• _Task requirements_: Give every line back verbatim, dropping all images.

━━━━━ Provided material

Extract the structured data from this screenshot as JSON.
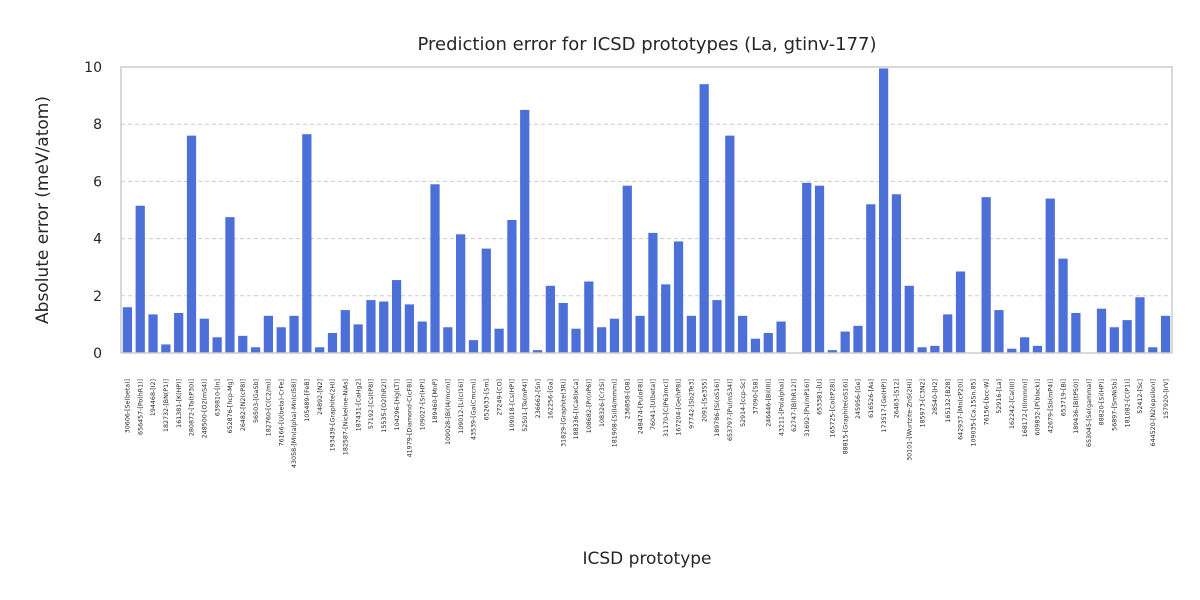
{
  "chart_data": {
    "type": "bar",
    "title": "Prediction error for ICSD prototypes (La, gtinv-177)",
    "xlabel": "ICSD prototype",
    "ylabel": "Absolute error (meV/atom)",
    "ylim": [
      0,
      10
    ],
    "yticks": [
      0,
      2,
      4,
      6,
      8,
      10
    ],
    "grid": "y-dashed",
    "color": "#4c6fd8",
    "categories": [
      "30606-[Se(beta)]",
      "656457-[Po(hR1)]",
      "194468-[I2]",
      "182732-[BN(P1)]",
      "161381-[K(HP)]",
      "280872-[Ta(tP30)]",
      "248500-[O2(mS4)]",
      "639810-[In]",
      "652876-[hcp-Mg]",
      "26482-[N2(cP8)]",
      "56503-[GaSb]",
      "182760-[C(C2/m)]",
      "76166-[U(beta)-CrFe]",
      "43058-[Mn(alpha)-Mn(cI58)]",
      "105489-[FeB]",
      "24892-[N2]",
      "193439-[Graphite(2H)]",
      "182587-[Nickeline-NiAs]",
      "187431-[CaHg2]",
      "57192-[Cs(tP8)]",
      "15535-[O2(hR2)]",
      "104296-[Hg(LT)]",
      "41979-[Diamond-C(cF8)]",
      "109027-[Sr(HP)]",
      "189460-[MnP]",
      "109028-[Bi(I4/mcm)]",
      "109012-[Li(cI16)]",
      "43539-[Ga(Cmcm)]",
      "652633-[Sm]",
      "27249-[CO]",
      "109018-[Cs(HP)]",
      "52501-[Te(mP4)]",
      "236662-[Sn]",
      "162256-[Ga]",
      "31829-[Graphite(3R)]",
      "188336-[(Ca8)xCa]",
      "108682-[Pr(nP6)]",
      "108326-[Cr3Si]",
      "181908-[Si(I4/mmm)]",
      "236858-[O8]",
      "248474-[Pu(oF8)]",
      "76041-[U(beta)]",
      "31170-[C(P63mc)]",
      "167204-[Ge(hP8)]",
      "97742-[Sb2Te3]",
      "2091-[Se3S5]",
      "189786-[Si(oS16)]",
      "653797-[Pu(mS34)]",
      "52914-[ccp-Sc]",
      "37090-[S8]",
      "246446-[Bi(III)]",
      "43211-[Po(alpha)]",
      "62747-[B(hR12)]",
      "31692-[Pu(mP16)]",
      "653381-[U]",
      "165725-[Co(tP28)]",
      "88815-[Graphite(oS16)]",
      "245956-[Ge]",
      "616526-[As]",
      "173517-[Ge(HP)]",
      "26463-[S12]",
      "30101-[Wurtzite-ZnS(2H)]",
      "185973-[C3N2]",
      "28540-[H2]",
      "165132-[B28]",
      "642937-[Mn(cP20)]",
      "109035-[Ca.15Sn.85]",
      "76156-[bcc-W]",
      "52916-[La]",
      "162242-[Ca(III)]",
      "168172-[I(Immm)]",
      "609832-[P(black)]",
      "42679-[Sb(mP4)]",
      "653719-[Bi]",
      "189436-[B(tP50)]",
      "653045-[Se(gamma)]",
      "88820-[Si(HP)]",
      "56897-[SmNiSb]",
      "181082-[C(P1)]",
      "52412-[Sc]",
      "644520-[N2(epsilon)]",
      "157920-[IrV]"
    ],
    "values": [
      1.6,
      5.15,
      1.35,
      0.3,
      1.4,
      7.6,
      1.2,
      0.55,
      4.75,
      0.6,
      0.2,
      1.3,
      0.9,
      1.3,
      7.65,
      0.2,
      0.7,
      1.5,
      1.0,
      1.85,
      1.8,
      2.55,
      1.7,
      1.1,
      5.9,
      0.9,
      4.15,
      0.45,
      3.65,
      0.85,
      4.65,
      8.5,
      0.1,
      2.35,
      1.75,
      0.85,
      2.5,
      0.9,
      1.2,
      5.85,
      1.3,
      4.2,
      2.4,
      3.9,
      1.3,
      9.4,
      1.85,
      7.6,
      1.3,
      0.5,
      0.7,
      1.1,
      0.0,
      5.95,
      5.85,
      0.1,
      0.75,
      0.95,
      5.2,
      9.95,
      5.55,
      2.35,
      0.2,
      0.25,
      1.35,
      2.85,
      0.0,
      5.45,
      1.5,
      0.15,
      0.55,
      0.25,
      5.4,
      3.3,
      1.4,
      0.0,
      1.55,
      0.9,
      1.15,
      1.95,
      0.2,
      1.3
    ]
  }
}
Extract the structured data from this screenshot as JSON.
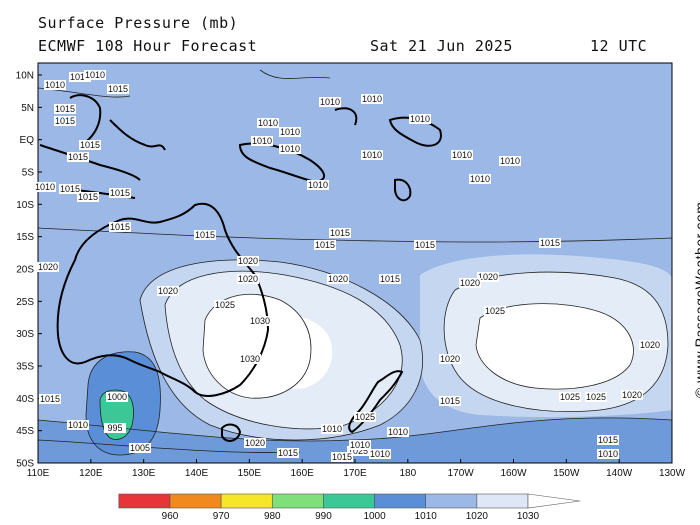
{
  "header": {
    "title": "Surface Pressure (mb)",
    "model": "ECMWF 108 Hour Forecast",
    "date": "Sat 21 Jun 2025",
    "time": "12 UTC"
  },
  "credit": "© www.PassageWeather.com",
  "axes": {
    "lat_labels": [
      "10N",
      "5N",
      "EQ",
      "5S",
      "10S",
      "15S",
      "20S",
      "25S",
      "30S",
      "35S",
      "40S",
      "45S",
      "50S"
    ],
    "lon_labels": [
      "110E",
      "120E",
      "130E",
      "140E",
      "150E",
      "160E",
      "170E",
      "180",
      "170W",
      "160W",
      "150W",
      "140W",
      "130W"
    ]
  },
  "legend": {
    "ticks": [
      "960",
      "970",
      "980",
      "990",
      "1000",
      "1010",
      "1020",
      "1030"
    ],
    "colors": [
      "#e8353a",
      "#f08a1e",
      "#f5e62a",
      "#7fe07a",
      "#3cc896",
      "#5a8fd8",
      "#9cb8e6",
      "#dde7f6",
      "#ffffff"
    ]
  },
  "colors": {
    "sea_1010": "#9cb8e6",
    "sea_1005": "#6e9ad9",
    "high_1015": "#c4d6f0",
    "high_1020": "#e4ecf8",
    "high_1025": "#ffffff",
    "low_1000": "#5a8fd8",
    "low_995": "#3cc896"
  },
  "contour_labels": [
    "1010",
    "1010",
    "1015",
    "1015",
    "1010",
    "1015",
    "1015",
    "1015",
    "1010",
    "1015",
    "1015",
    "1015",
    "1010",
    "1010",
    "1010",
    "1010",
    "1010",
    "1010",
    "1010",
    "1010",
    "1010",
    "1010",
    "1010",
    "1010",
    "1015",
    "1015",
    "1015",
    "1015",
    "1015",
    "1015",
    "1020",
    "1020",
    "1020",
    "1020",
    "1020",
    "1020",
    "1025",
    "1025",
    "1025",
    "1025",
    "1025",
    "1030",
    "1030",
    "1025",
    "1020",
    "1020",
    "1000",
    "995",
    "1005",
    "1010",
    "1010",
    "1015",
    "1015",
    "1015",
    "1015",
    "1015",
    "1010",
    "1010",
    "1020",
    "1020",
    "1020",
    "1010",
    "1010",
    "1015"
  ]
}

━━━━━━━━━━

• _Solution to this problem_:
Extract the structured data from this screenshot as JSON.
{
  "chart_data": {
    "type": "bar",
    "title": "Prediction error for ICSD prototypes (La, gtinv-177)",
    "xlabel": "ICSD prototype",
    "ylabel": "Absolute error (meV/atom)",
    "ylim": [
      0,
      10
    ],
    "yticks": [
      0,
      2,
      4,
      6,
      8,
      10
    ],
    "grid": "y-dashed",
    "color": "#4c6fd8",
    "categories": [
      "30606-[Se(beta)]",
      "656457-[Po(hR1)]",
      "194468-[I2]",
      "182732-[BN(P1)]",
      "161381-[K(HP)]",
      "280872-[Ta(tP30)]",
      "248500-[O2(mS4)]",
      "639810-[In]",
      "652876-[hcp-Mg]",
      "26482-[N2(cP8)]",
      "56503-[GaSb]",
      "182760-[C(C2/m)]",
      "76166-[U(beta)-CrFe]",
      "43058-[Mn(alpha)-Mn(cI58)]",
      "105489-[FeB]",
      "24892-[N2]",
      "193439-[Graphite(2H)]",
      "182587-[Nickeline-NiAs]",
      "187431-[CaHg2]",
      "57192-[Cs(tP8)]",
      "15535-[O2(hR2)]",
      "104296-[Hg(LT)]",
      "41979-[Diamond-C(cF8)]",
      "109027-[Sr(HP)]",
      "189460-[MnP]",
      "109028-[Bi(I4/mcm)]",
      "109012-[Li(cI16)]",
      "43539-[Ga(Cmcm)]",
      "652633-[Sm]",
      "27249-[CO]",
      "109018-[Cs(HP)]",
      "52501-[Te(mP4)]",
      "236662-[Sn]",
      "162256-[Ga]",
      "31829-[Graphite(3R)]",
      "188336-[(Ca8)xCa]",
      "108682-[Pr(nP6)]",
      "108326-[Cr3Si]",
      "181908-[Si(I4/mmm)]",
      "236858-[O8]",
      "248474-[Pu(oF8)]",
      "76041-[U(beta)]",
      "31170-[C(P63mc)]",
      "167204-[Ge(hP8)]",
      "97742-[Sb2Te3]",
      "2091-[Se3S5]",
      "189786-[Si(oS16)]",
      "653797-[Pu(mS34)]",
      "52914-[ccp-Sc]",
      "37090-[S8]",
      "246446-[Bi(III)]",
      "43211-[Po(alpha)]",
      "62747-[B(hR12)]",
      "31692-[Pu(mP16)]",
      "653381-[U]",
      "165725-[Co(tP28)]",
      "88815-[Graphite(oS16)]",
      "245956-[Ge]",
      "616526-[As]",
      "173517-[Ge(HP)]",
      "26463-[S12]",
      "30101-[Wurtzite-ZnS(2H)]",
      "185973-[C3N2]",
      "28540-[H2]",
      "165132-[B28]",
      "642937-[Mn(cP20)]",
      "109035-[Ca.15Sn.85]",
      "76156-[bcc-W]",
      "52916-[La]",
      "162242-[Ca(III)]",
      "168172-[I(Immm)]",
      "609832-[P(black)]",
      "42679-[Sb(mP4)]",
      "653719-[Bi]",
      "189436-[B(tP50)]",
      "653045-[Se(gamma)]",
      "88820-[Si(HP)]",
      "56897-[SmNiSb]",
      "181082-[C(P1)]",
      "52412-[Sc]",
      "644520-[N2(epsilon)]",
      "157920-[IrV]"
    ],
    "values": [
      1.6,
      5.15,
      1.35,
      0.3,
      1.4,
      7.6,
      1.2,
      0.55,
      4.75,
      0.6,
      0.2,
      1.3,
      0.9,
      1.3,
      7.65,
      0.2,
      0.7,
      1.5,
      1.0,
      1.85,
      1.8,
      2.55,
      1.7,
      1.1,
      5.9,
      0.9,
      4.15,
      0.45,
      3.65,
      0.85,
      4.65,
      8.5,
      0.1,
      2.35,
      1.75,
      0.85,
      2.5,
      0.9,
      1.2,
      5.85,
      1.3,
      4.2,
      2.4,
      3.9,
      1.3,
      9.4,
      1.85,
      7.6,
      1.3,
      0.5,
      0.7,
      1.1,
      0.0,
      5.95,
      5.85,
      0.1,
      0.75,
      0.95,
      5.2,
      9.95,
      5.55,
      2.35,
      0.2,
      0.25,
      1.35,
      2.85,
      0.0,
      5.45,
      1.5,
      0.15,
      0.55,
      0.25,
      5.4,
      3.3,
      1.4,
      0.0,
      1.55,
      0.9,
      1.15,
      1.95,
      0.2,
      1.3
    ]
  }
}
Extract the structured data from this screenshot as JSON.
{
  "header": {
    "title": "Surface Pressure (mb)",
    "model": "ECMWF 108 Hour Forecast",
    "date": "Sat 21 Jun 2025",
    "time": "12 UTC"
  },
  "credit": "© www.PassageWeather.com",
  "axes": {
    "lat_labels": [
      "10N",
      "5N",
      "EQ",
      "5S",
      "10S",
      "15S",
      "20S",
      "25S",
      "30S",
      "35S",
      "40S",
      "45S",
      "50S"
    ],
    "lon_labels": [
      "110E",
      "120E",
      "130E",
      "140E",
      "150E",
      "160E",
      "170E",
      "180",
      "170W",
      "160W",
      "150W",
      "140W",
      "130W"
    ]
  },
  "legend": {
    "ticks": [
      "960",
      "970",
      "980",
      "990",
      "1000",
      "1010",
      "1020",
      "1030"
    ],
    "colors": [
      "#e8353a",
      "#f08a1e",
      "#f5e62a",
      "#7fe07a",
      "#3cc896",
      "#5a8fd8",
      "#9cb8e6",
      "#dde7f6",
      "#ffffff"
    ]
  },
  "colors": {
    "sea_1010": "#9cb8e6",
    "sea_1005": "#6e9ad9",
    "high_1015": "#c4d6f0",
    "high_1020": "#e4ecf8",
    "high_1025": "#ffffff",
    "low_1000": "#5a8fd8",
    "low_995": "#3cc896"
  },
  "contour_labels": [
    "1010",
    "1010",
    "1015",
    "1015",
    "1010",
    "1015",
    "1015",
    "1015",
    "1010",
    "1015",
    "1015",
    "1015",
    "1010",
    "1010",
    "1010",
    "1010",
    "1010",
    "1010",
    "1010",
    "1010",
    "1010",
    "1010",
    "1010",
    "1010",
    "1015",
    "1015",
    "1015",
    "1015",
    "1015",
    "1015",
    "1020",
    "1020",
    "1020",
    "1020",
    "1020",
    "1020",
    "1025",
    "1025",
    "1025",
    "1025",
    "1025",
    "1030",
    "1030",
    "1025",
    "1020",
    "1020",
    "1000",
    "995",
    "1005",
    "1010",
    "1010",
    "1015",
    "1015",
    "1015",
    "1015",
    "1015",
    "1010",
    "1010",
    "1020",
    "1020",
    "1020",
    "1010",
    "1010",
    "1015"
  ]
}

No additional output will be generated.